- WHAT YOU WILL DO
Copy out the data exactly, leaving the pictures behind.

- GIVEN INFORMATION
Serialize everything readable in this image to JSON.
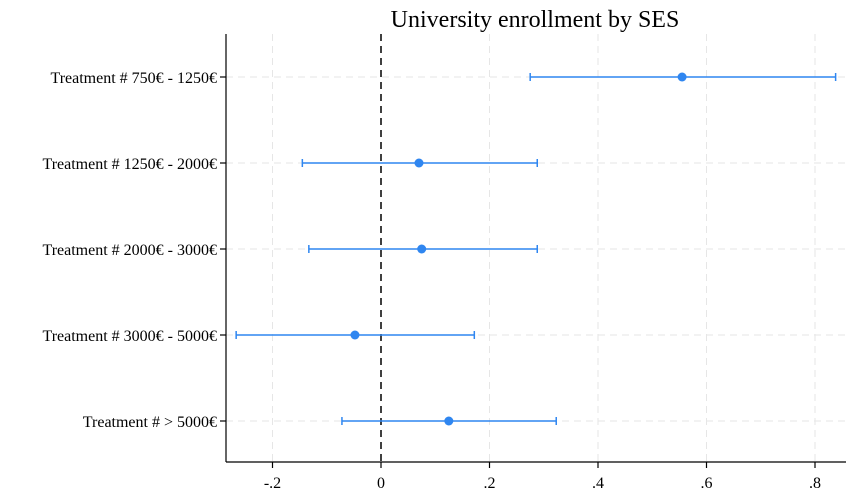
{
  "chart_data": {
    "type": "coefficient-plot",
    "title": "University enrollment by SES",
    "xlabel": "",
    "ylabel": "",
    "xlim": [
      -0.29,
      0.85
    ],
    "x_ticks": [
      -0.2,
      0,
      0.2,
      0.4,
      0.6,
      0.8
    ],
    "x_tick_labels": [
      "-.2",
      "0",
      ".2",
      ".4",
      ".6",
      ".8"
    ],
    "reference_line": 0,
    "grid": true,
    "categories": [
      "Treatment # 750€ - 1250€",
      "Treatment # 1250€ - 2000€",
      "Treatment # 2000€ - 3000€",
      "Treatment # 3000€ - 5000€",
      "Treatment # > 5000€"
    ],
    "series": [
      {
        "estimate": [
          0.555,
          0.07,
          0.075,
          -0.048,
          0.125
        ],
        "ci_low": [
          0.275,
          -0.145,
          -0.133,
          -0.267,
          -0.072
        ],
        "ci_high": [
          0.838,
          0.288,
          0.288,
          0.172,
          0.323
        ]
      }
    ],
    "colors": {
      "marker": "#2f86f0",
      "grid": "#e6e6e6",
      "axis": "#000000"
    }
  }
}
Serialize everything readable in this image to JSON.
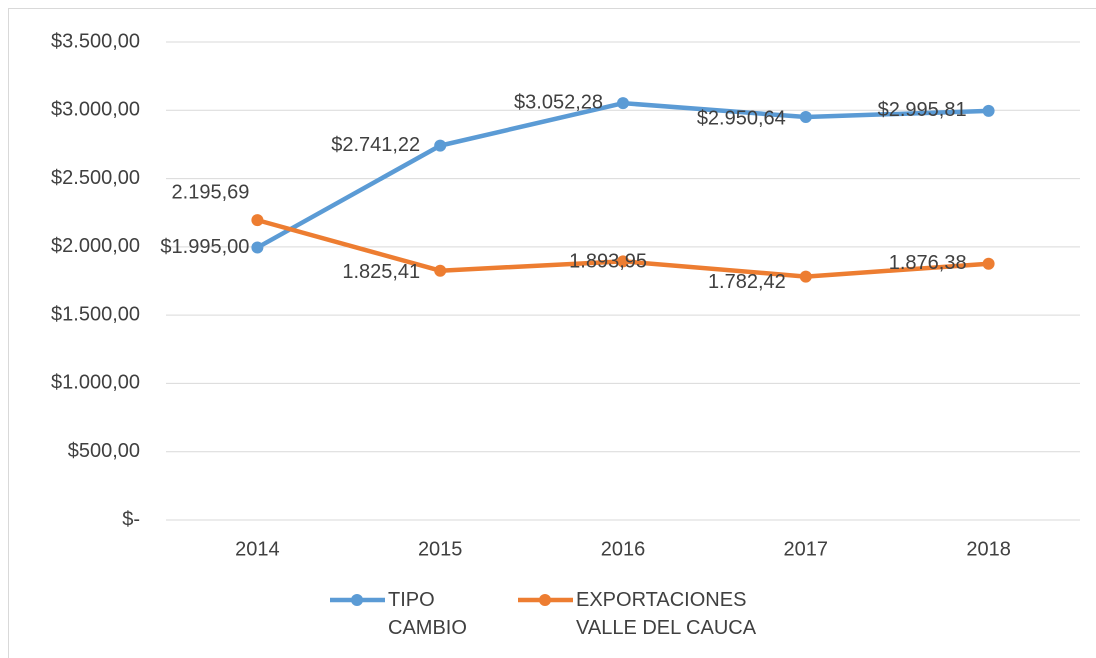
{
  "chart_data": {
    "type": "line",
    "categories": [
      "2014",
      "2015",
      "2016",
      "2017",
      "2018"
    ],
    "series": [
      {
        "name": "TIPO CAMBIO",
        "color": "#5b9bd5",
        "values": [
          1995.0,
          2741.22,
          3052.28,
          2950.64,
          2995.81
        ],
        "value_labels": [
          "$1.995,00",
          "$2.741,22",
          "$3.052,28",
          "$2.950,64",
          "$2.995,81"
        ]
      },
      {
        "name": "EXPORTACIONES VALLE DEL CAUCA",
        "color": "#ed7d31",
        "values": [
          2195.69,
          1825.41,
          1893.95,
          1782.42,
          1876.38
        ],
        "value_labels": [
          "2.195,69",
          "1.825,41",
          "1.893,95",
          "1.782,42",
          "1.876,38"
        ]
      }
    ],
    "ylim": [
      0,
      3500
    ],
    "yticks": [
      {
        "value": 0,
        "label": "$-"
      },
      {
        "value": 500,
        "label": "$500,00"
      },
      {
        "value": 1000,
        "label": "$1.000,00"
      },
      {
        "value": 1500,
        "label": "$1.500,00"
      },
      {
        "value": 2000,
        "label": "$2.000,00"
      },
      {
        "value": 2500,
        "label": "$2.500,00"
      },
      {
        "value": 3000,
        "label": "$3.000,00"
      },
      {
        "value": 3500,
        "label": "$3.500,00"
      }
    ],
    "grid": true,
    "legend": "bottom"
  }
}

- ANSWER
Serialize everything readable in this image to JSON.
{
  "chart_data": {
    "type": "coefficient-plot",
    "title": "University enrollment by SES",
    "xlabel": "",
    "ylabel": "",
    "xlim": [
      -0.29,
      0.85
    ],
    "x_ticks": [
      -0.2,
      0,
      0.2,
      0.4,
      0.6,
      0.8
    ],
    "x_tick_labels": [
      "-.2",
      "0",
      ".2",
      ".4",
      ".6",
      ".8"
    ],
    "reference_line": 0,
    "grid": true,
    "categories": [
      "Treatment # 750€ - 1250€",
      "Treatment # 1250€ - 2000€",
      "Treatment # 2000€ - 3000€",
      "Treatment # 3000€ - 5000€",
      "Treatment # > 5000€"
    ],
    "series": [
      {
        "estimate": [
          0.555,
          0.07,
          0.075,
          -0.048,
          0.125
        ],
        "ci_low": [
          0.275,
          -0.145,
          -0.133,
          -0.267,
          -0.072
        ],
        "ci_high": [
          0.838,
          0.288,
          0.288,
          0.172,
          0.323
        ]
      }
    ],
    "colors": {
      "marker": "#2f86f0",
      "grid": "#e6e6e6",
      "axis": "#000000"
    }
  }
}
Serialize everything readable in this image to JSON.
{
  "chart_data": {
    "type": "line",
    "categories": [
      "2014",
      "2015",
      "2016",
      "2017",
      "2018"
    ],
    "series": [
      {
        "name": "TIPO CAMBIO",
        "color": "#5b9bd5",
        "values": [
          1995.0,
          2741.22,
          3052.28,
          2950.64,
          2995.81
        ],
        "value_labels": [
          "$1.995,00",
          "$2.741,22",
          "$3.052,28",
          "$2.950,64",
          "$2.995,81"
        ]
      },
      {
        "name": "EXPORTACIONES VALLE DEL CAUCA",
        "color": "#ed7d31",
        "values": [
          2195.69,
          1825.41,
          1893.95,
          1782.42,
          1876.38
        ],
        "value_labels": [
          "2.195,69",
          "1.825,41",
          "1.893,95",
          "1.782,42",
          "1.876,38"
        ]
      }
    ],
    "ylim": [
      0,
      3500
    ],
    "yticks": [
      {
        "value": 0,
        "label": "$-"
      },
      {
        "value": 500,
        "label": "$500,00"
      },
      {
        "value": 1000,
        "label": "$1.000,00"
      },
      {
        "value": 1500,
        "label": "$1.500,00"
      },
      {
        "value": 2000,
        "label": "$2.000,00"
      },
      {
        "value": 2500,
        "label": "$2.500,00"
      },
      {
        "value": 3000,
        "label": "$3.000,00"
      },
      {
        "value": 3500,
        "label": "$3.500,00"
      }
    ],
    "grid": true,
    "legend": "bottom"
  }
}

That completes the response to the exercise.